● **WHAT TO PRODUCE**:
Find all lines in the records that include the word "Glenn", and copy them out.

----------------

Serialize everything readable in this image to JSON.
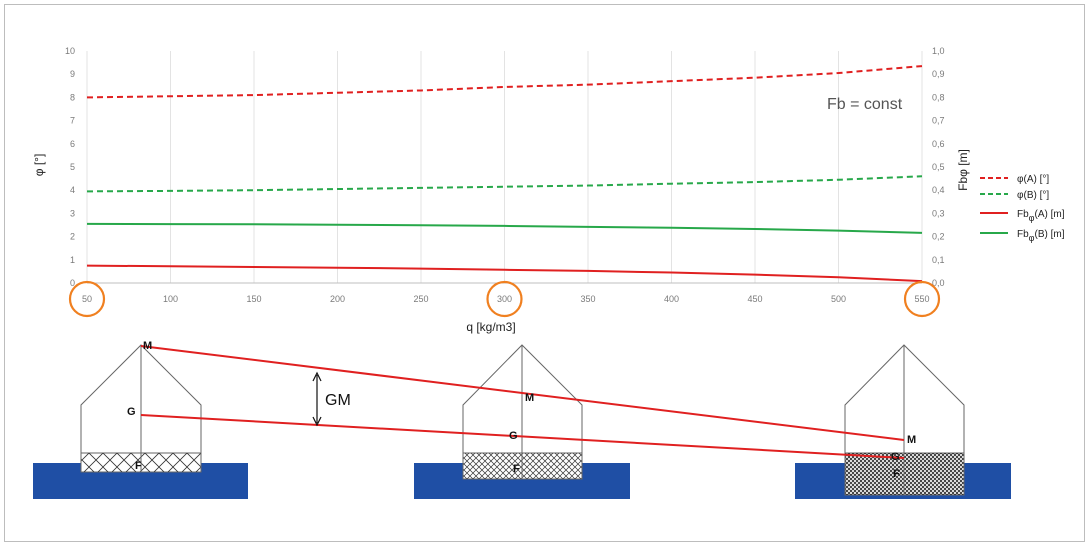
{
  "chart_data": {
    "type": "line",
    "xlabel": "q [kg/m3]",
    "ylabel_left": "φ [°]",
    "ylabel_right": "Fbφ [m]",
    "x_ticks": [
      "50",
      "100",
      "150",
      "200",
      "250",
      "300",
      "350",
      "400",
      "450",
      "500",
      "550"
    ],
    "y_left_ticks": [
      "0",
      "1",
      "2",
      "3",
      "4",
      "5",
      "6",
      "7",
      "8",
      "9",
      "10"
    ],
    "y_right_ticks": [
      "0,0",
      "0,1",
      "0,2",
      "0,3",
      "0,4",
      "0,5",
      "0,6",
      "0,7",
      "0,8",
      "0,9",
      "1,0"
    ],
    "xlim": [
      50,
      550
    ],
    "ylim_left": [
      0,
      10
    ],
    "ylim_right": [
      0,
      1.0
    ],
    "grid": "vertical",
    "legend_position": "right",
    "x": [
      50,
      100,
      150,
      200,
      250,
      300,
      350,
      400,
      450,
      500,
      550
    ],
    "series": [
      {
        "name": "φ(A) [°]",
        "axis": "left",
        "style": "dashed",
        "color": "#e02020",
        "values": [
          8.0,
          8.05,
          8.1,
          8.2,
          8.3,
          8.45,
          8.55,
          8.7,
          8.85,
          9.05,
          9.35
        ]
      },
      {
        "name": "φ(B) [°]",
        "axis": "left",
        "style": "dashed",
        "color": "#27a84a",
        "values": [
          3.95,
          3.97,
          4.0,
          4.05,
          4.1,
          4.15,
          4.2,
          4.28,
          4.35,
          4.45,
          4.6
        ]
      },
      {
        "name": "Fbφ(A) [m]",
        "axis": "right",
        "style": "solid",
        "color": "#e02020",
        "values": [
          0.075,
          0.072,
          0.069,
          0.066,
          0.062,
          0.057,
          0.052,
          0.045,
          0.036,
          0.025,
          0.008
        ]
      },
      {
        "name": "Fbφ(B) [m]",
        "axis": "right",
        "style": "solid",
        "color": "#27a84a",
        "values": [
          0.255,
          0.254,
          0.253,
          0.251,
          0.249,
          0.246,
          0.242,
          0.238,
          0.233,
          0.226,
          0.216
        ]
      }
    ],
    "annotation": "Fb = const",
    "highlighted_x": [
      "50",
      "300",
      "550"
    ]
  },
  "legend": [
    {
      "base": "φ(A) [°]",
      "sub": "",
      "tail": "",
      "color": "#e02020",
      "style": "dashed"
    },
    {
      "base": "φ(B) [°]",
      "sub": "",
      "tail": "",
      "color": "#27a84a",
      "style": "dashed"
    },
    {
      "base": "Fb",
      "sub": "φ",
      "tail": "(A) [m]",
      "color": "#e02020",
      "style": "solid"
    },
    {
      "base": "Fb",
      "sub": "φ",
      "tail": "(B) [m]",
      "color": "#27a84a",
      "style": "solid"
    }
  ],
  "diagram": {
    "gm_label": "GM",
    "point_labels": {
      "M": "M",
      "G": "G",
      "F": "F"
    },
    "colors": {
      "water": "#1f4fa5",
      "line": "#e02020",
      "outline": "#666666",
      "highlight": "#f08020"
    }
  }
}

----------------

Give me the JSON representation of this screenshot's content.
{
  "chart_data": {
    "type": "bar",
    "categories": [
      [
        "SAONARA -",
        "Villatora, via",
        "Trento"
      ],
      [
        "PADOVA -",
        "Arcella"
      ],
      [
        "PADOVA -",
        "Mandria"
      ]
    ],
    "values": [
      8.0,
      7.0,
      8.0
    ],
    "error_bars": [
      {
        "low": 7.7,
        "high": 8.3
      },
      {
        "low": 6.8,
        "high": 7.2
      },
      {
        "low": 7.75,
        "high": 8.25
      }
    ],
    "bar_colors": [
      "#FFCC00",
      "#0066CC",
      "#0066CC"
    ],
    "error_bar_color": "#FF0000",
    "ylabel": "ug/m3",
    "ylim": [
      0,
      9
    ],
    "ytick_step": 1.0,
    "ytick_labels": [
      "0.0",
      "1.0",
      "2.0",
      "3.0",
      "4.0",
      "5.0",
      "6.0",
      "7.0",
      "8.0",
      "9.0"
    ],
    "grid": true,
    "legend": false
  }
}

----------------

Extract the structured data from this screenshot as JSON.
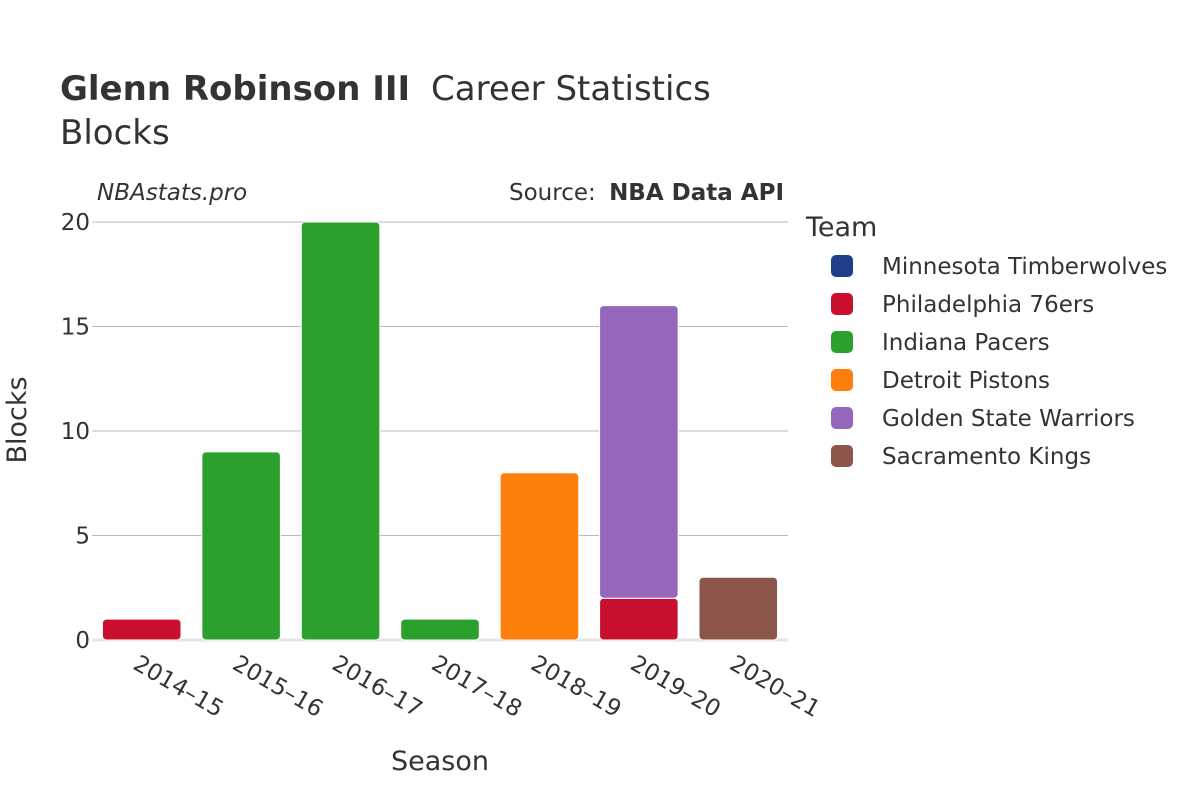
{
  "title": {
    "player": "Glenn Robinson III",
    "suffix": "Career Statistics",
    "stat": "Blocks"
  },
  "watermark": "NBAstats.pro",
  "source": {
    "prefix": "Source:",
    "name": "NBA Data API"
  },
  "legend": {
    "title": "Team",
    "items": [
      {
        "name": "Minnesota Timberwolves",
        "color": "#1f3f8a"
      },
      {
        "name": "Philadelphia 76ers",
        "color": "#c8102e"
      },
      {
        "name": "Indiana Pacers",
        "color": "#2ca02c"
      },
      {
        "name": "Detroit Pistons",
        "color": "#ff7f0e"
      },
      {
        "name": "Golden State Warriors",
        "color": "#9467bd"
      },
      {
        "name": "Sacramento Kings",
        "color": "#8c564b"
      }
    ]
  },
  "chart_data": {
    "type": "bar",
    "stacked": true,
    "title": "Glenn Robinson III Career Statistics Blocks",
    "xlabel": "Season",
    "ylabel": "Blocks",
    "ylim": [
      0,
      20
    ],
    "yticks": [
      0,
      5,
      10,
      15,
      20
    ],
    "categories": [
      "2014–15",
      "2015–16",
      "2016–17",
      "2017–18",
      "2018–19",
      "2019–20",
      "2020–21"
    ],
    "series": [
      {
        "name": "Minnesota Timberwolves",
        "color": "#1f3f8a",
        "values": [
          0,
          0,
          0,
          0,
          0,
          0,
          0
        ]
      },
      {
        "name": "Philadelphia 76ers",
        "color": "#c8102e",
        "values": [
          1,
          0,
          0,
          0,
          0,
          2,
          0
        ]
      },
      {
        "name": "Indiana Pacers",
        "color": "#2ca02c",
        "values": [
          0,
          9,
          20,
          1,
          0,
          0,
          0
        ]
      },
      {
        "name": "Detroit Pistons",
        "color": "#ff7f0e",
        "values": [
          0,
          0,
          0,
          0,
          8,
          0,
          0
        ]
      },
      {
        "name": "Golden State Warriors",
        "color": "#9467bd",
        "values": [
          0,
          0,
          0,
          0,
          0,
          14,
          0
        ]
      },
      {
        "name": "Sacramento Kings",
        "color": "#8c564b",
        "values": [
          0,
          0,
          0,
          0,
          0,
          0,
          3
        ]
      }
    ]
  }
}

----------------

● **CORRECT ANSWER**:
    "player": "Glenn Robinson III",
    "title": "Glenn Robinson III Career Statistics Blocks",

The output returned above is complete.